# [WHAT YOU SHOULD DO]
Give the listing again character for character, but drop the images.

Extracted records
********

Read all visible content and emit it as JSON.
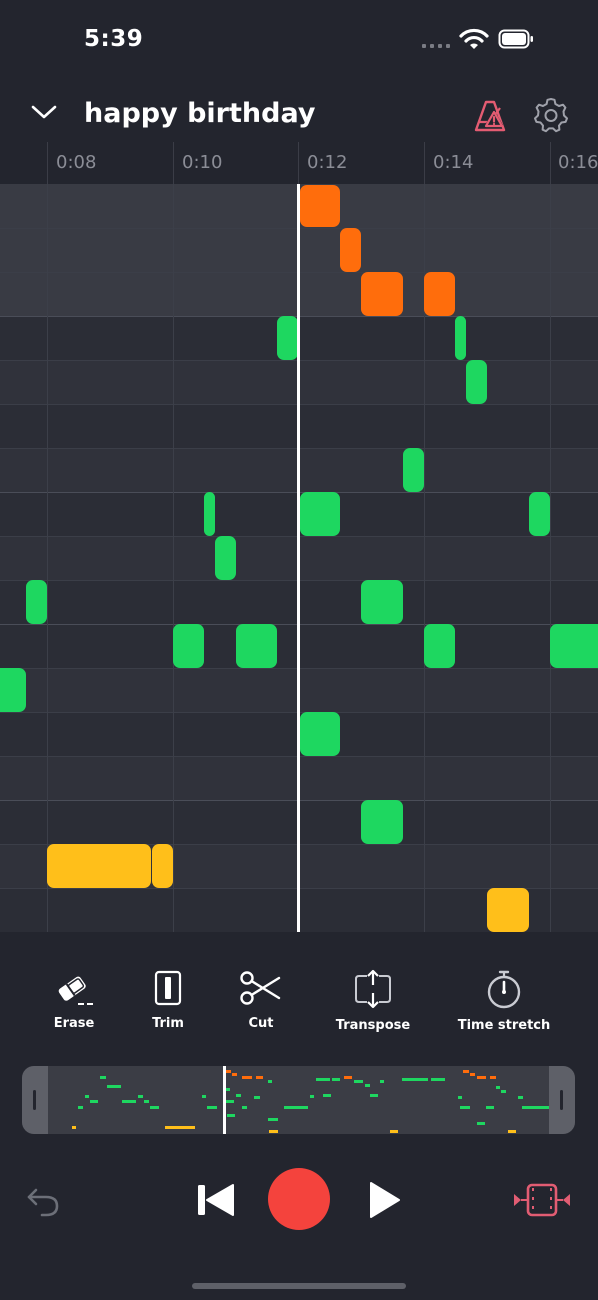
{
  "status_bar": {
    "time": "5:39"
  },
  "header": {
    "title": "happy birthday"
  },
  "timeline": {
    "ticks": [
      "0:08",
      "0:10",
      "0:12",
      "0:14",
      "0:16"
    ]
  },
  "tools": {
    "erase": "Erase",
    "trim": "Trim",
    "cut": "Cut",
    "transpose": "Transpose",
    "time_stretch": "Time stretch"
  },
  "colors": {
    "melody": "#1ed760",
    "highlight": "#ff6d0c",
    "bass": "#ffbf1a",
    "record": "#f4433d",
    "warning": "#e45c72",
    "fit": "#e25d73"
  },
  "icons": {
    "collapse": "chevron-down-icon",
    "metronome": "metronome-warning-icon",
    "settings": "gear-icon",
    "erase": "eraser-icon",
    "trim": "trim-icon",
    "cut": "scissors-icon",
    "transpose": "transpose-icon",
    "time_stretch": "stopwatch-icon",
    "undo": "undo-icon",
    "skip_back": "skip-back-icon",
    "record": "record-icon",
    "play": "play-icon",
    "fit": "fit-to-screen-icon"
  }
}
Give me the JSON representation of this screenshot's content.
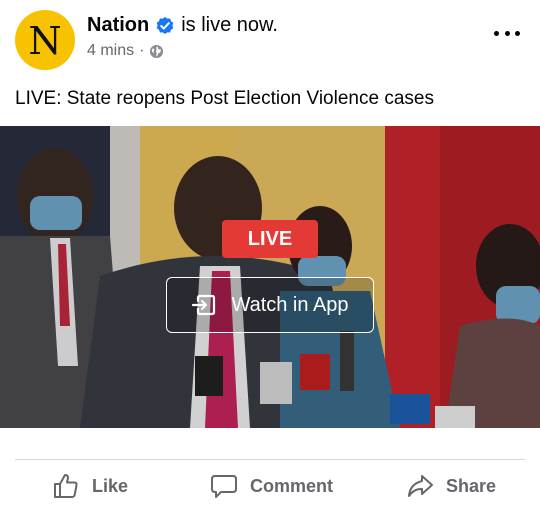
{
  "post": {
    "avatar_letter": "N",
    "author": "Nation",
    "status_text": "is live now.",
    "time": "4 mins",
    "dot": "·",
    "privacy_icon": "globe-icon",
    "text": "LIVE: State reopens Post Election Violence cases"
  },
  "video": {
    "live_label": "LIVE",
    "watch_label": "Watch in App"
  },
  "actions": {
    "like": "Like",
    "comment": "Comment",
    "share": "Share"
  },
  "colors": {
    "avatar_bg": "#f7c300",
    "verified": "#1877f2",
    "live_badge": "#e53935",
    "action_text": "#65676b"
  }
}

********

# [RESULT FOR THIS EXERCISE]
Read all visible content and emit it as JSON.
{
  "status_bar": {
    "time": "5:39"
  },
  "header": {
    "title": "happy birthday"
  },
  "timeline": {
    "ticks": [
      "0:08",
      "0:10",
      "0:12",
      "0:14",
      "0:16"
    ]
  },
  "tools": {
    "erase": "Erase",
    "trim": "Trim",
    "cut": "Cut",
    "transpose": "Transpose",
    "time_stretch": "Time stretch"
  },
  "colors": {
    "melody": "#1ed760",
    "highlight": "#ff6d0c",
    "bass": "#ffbf1a",
    "record": "#f4433d",
    "warning": "#e45c72",
    "fit": "#e25d73"
  },
  "icons": {
    "collapse": "chevron-down-icon",
    "metronome": "metronome-warning-icon",
    "settings": "gear-icon",
    "erase": "eraser-icon",
    "trim": "trim-icon",
    "cut": "scissors-icon",
    "transpose": "transpose-icon",
    "time_stretch": "stopwatch-icon",
    "undo": "undo-icon",
    "skip_back": "skip-back-icon",
    "record": "record-icon",
    "play": "play-icon",
    "fit": "fit-to-screen-icon"
  }
}
Give me the JSON representation of this screenshot's content.
{
  "post": {
    "avatar_letter": "N",
    "author": "Nation",
    "status_text": "is live now.",
    "time": "4 mins",
    "dot": "·",
    "privacy_icon": "globe-icon",
    "text": "LIVE: State reopens Post Election Violence cases"
  },
  "video": {
    "live_label": "LIVE",
    "watch_label": "Watch in App"
  },
  "actions": {
    "like": "Like",
    "comment": "Comment",
    "share": "Share"
  },
  "colors": {
    "avatar_bg": "#f7c300",
    "verified": "#1877f2",
    "live_badge": "#e53935",
    "action_text": "#65676b"
  }
}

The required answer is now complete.